=== GIVEN REQUEST A ===
Count the lines of the records that contain the string "HomeAutoHub", treating case as significant, and give only the number.

=== EXCERPT ===
==*==
Why interest is paid? Because there is time value attached with the money.

And that is why we say time is money.

Mr. Bank, if you want me to lend you my savings for some period (even when inflation is zero), then you will have to compensate me with interest, because time is money.

## If time is money, then interest rates across banks must be same, right?

Banks pay interest to compensate for lending and not using that money for certain period of time.

If this is the only factor which decides interest rate, then interest rates offered by all banks must be same.

But in reality this is not true.

Why there are different rates offered by different banks?

The influence of ‘inflation and risk’ is also there on the interest. Lets see how…

If the inflation rate prevailing in the economy is higher, in this case the lenders would expect higher interest rates on their deposits.

In case the lenders assumes that the risk associated with his lended money is higher, in this case as well he will expect higher interest.

A bank like SBI, which is the biggest bank run by Indian government, the risk of loss associated with it is very low.

Hence SBI can offer low interest on deposits.

Whereas in case of smaller banks, to attract depositors, they are forced to offer higher interest rates (than SBI).

Why this is so?

Because depositors find options like SBI, ICICI Bank etc as safer options.

But higher interest rates offered by smaller banks make them equally attractive for potential depositors.

So, it is true that **inflation and risk** also decides the quantum of interest earned on the deposits.

This is the reason why we have several range of interest rates prevailing in the market.

## What the ‘time value’ does to our ‘money’?

It is this time value of money which has initiated the concept called the **power of compounding**.

What the time value does to our money is to make it grow with time.

The formula that express the growth of money with time is as below:

**Future Value (FV) = Present Value (PV) x (1+r)^t**

r = interest rate (5)

t = time period for which the money stays invested (years)

To understand the concept of ‘growth of money’ with time, we shall see a simple example.

Suppose an amount of Rs.5,000 invested in bank deposit yielding interest a rate of 8% per annum. What will be the growth of money with time (1 year, 2 years, 3 years).

PV = Rs.5,000

t = 8% p.a.

1) FV (1 year) = 5,000 x (1+8%)^1 = 5,400

2) FV (2 years) = 5,000 x (1+8%)^2 = 5,832

3) FV (3 years) = 5,000 x (1+8%)^3 = 6,298

## Money only grows with time? No…

If money is not suitable invested, its purchasing power actually reduces with time.

This also happens as *time is money*.

To understand the concept, lets assume that you and your friend has Rs.500,000 as spare cash.

You decide to invest this money in mutual funds for next 10 years, on which you are likely to earn a return of 16% per annum.
==*==
[Element position data]
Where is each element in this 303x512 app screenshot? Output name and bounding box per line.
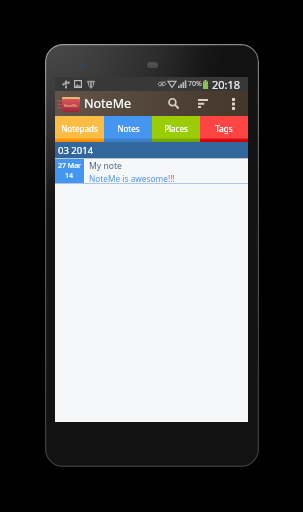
- staticText: Places: [164, 123, 188, 134]
- button[interactable]: Sort: [188, 91, 218, 116]
- button[interactable]: Notes: [104, 116, 152, 142]
- staticText: Notepads: [61, 123, 98, 134]
- staticText: 27 Mar: [58, 161, 81, 171]
- button[interactable]: Search: [158, 91, 188, 116]
- button[interactable]: Notepads: [55, 116, 104, 142]
- staticText: NoteMe: [84, 95, 132, 112]
- staticText: Notes: [117, 123, 140, 134]
- staticText: NoteMe is awesome!!!: [89, 173, 175, 183]
- staticText: 03 2014: [58, 144, 94, 157]
- button[interactable]: 27 Mar: [55, 159, 248, 183]
- staticText: Tags: [215, 123, 233, 134]
- staticText: 14: [65, 171, 74, 181]
- button[interactable]: Tags: [200, 116, 248, 142]
- staticText: 20:18: [212, 77, 241, 91]
- staticText: 70%: [188, 79, 202, 89]
- staticText: NoteMe: [64, 103, 78, 108]
- staticText: My note: [89, 160, 122, 172]
- button[interactable]: More options: [218, 91, 248, 116]
- button[interactable]: Places: [152, 116, 200, 142]
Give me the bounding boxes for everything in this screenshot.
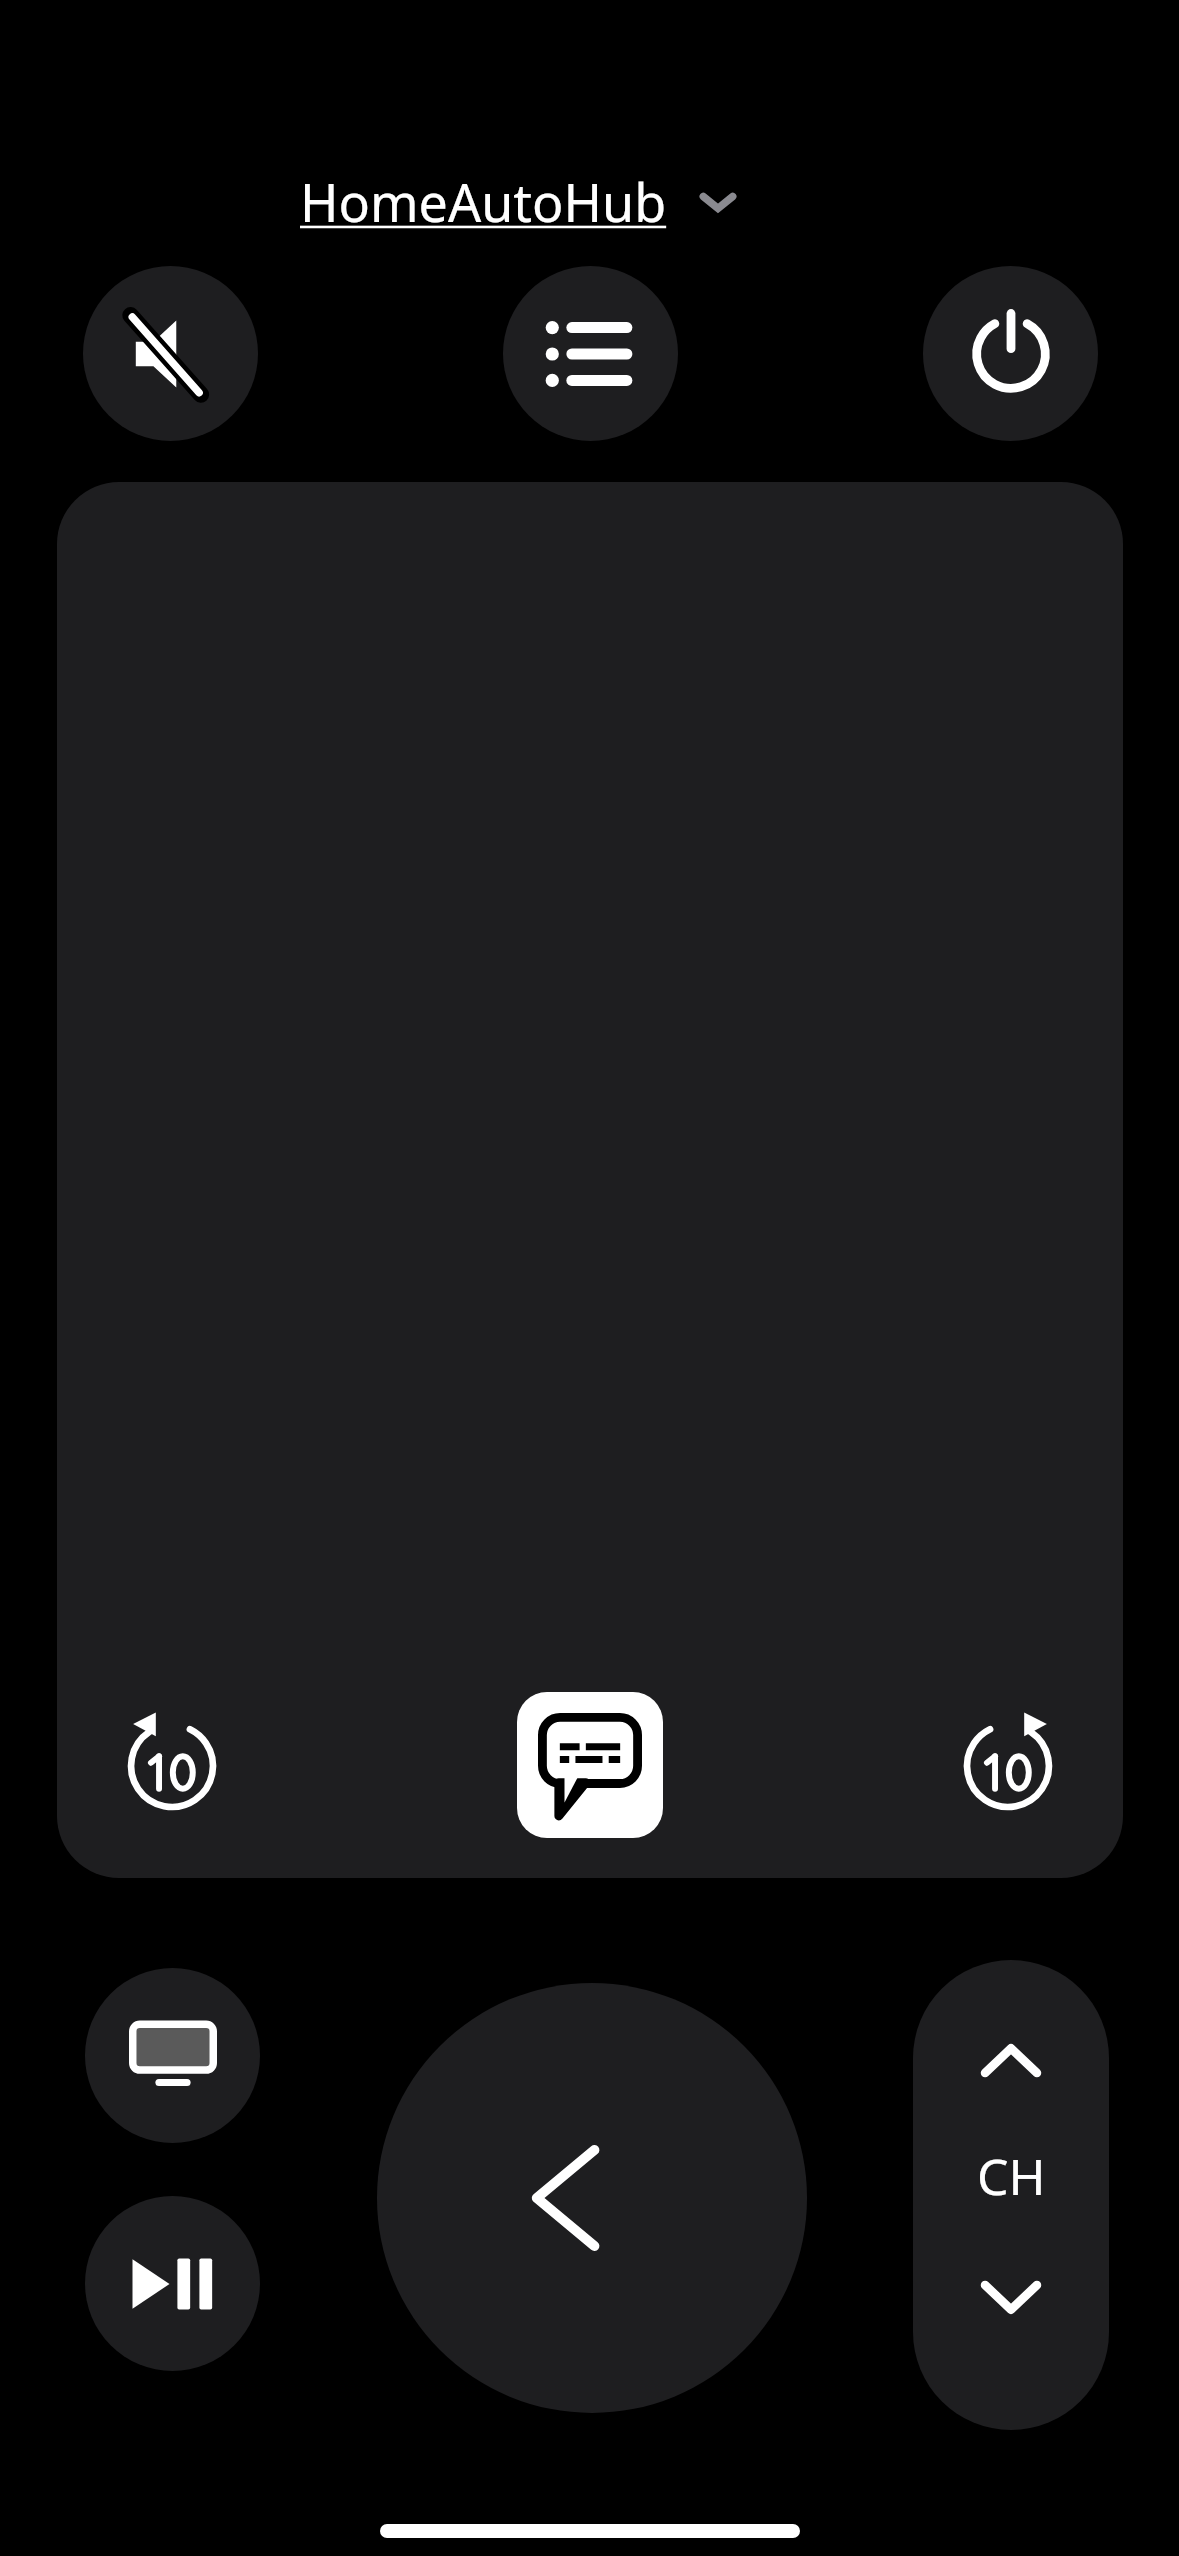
staticText: HomeAutoHub bbox=[300, 166, 667, 237]
button[interactable]: Channel list bbox=[503, 266, 678, 441]
staticText: CH bbox=[977, 2142, 1046, 2210]
button[interactable]: Touchpad bbox=[57, 482, 1123, 1878]
button[interactable]: Select device HomeAutoHub bbox=[300, 166, 741, 237]
button[interactable]: Channel up and down bbox=[913, 1960, 1109, 2430]
button[interactable]: Back bbox=[377, 1983, 807, 2413]
button[interactable]: TV input bbox=[85, 1968, 260, 2143]
button[interactable]: Power bbox=[923, 266, 1098, 441]
button[interactable]: Forward 10 seconds bbox=[933, 1691, 1083, 1841]
button[interactable]: Closed captions bbox=[517, 1692, 663, 1838]
button[interactable]: Mute bbox=[83, 266, 258, 441]
button[interactable]: Rewind 10 seconds bbox=[97, 1691, 247, 1841]
button[interactable]: Play or pause bbox=[85, 2196, 260, 2371]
==*==
=== GIVEN REQUEST B ===
Continue the excerpt on interest and the time value of money, picking up right after its final sentence.

=== EXERCISE RESULT A ===
2

=== EXERCISE RESULT B ===
But your friend, considering the risk involved with mutual funds investments, decided to keep the cash in the locker of his home.

What happens after 10 years?

Your money grew as we know that time is money (power of compounding):

**PV = Rs.500,000**

(P.N: today five lakh rupees can buy a Maruti Swift car – Petrol)

**t = 16% p.a.**

FV (10 year) = 500,000 x (1+16%)^10 = **22,00,000**

Your **friends money** did not grow at all as he chose to earned zero interest:

PV = Rs.500,000

**t = 0% p.a.**

FV (10 year) = 500,000 x (1+0%)^10 = **500,000**

After 10 years, you have Rs.22,00,000 as spare cash. You can use this amount to buy nice sedan like Honda City.

But your friend has only Rs.500,000. Using this money he can probably afford only a car like Maruti Alto.

So what this example proves?

It proves that if money is not invested suitably, with time the purchasing power of money reduces.

Hence, to make up for the lost purchasing power, it is essential to utilize the power **compounding investment returns** by investing money.

## The concept of ‘Present Value’ of Money

This is one of the most useful derivative of the concept of time value of money.

Lets first do some calculations, before theoretical understanding of the concept of *present value*.

Suppose you are finalizing a deal for your home. You have two potential buyers, each having different price offers.

The first one is offering you Rs.50,00,000 as 100% down payment.

The second one is offering Rs.25,50,00 in first year and Rs.26,50,000 in second year.

Which offer is more lucrative for you?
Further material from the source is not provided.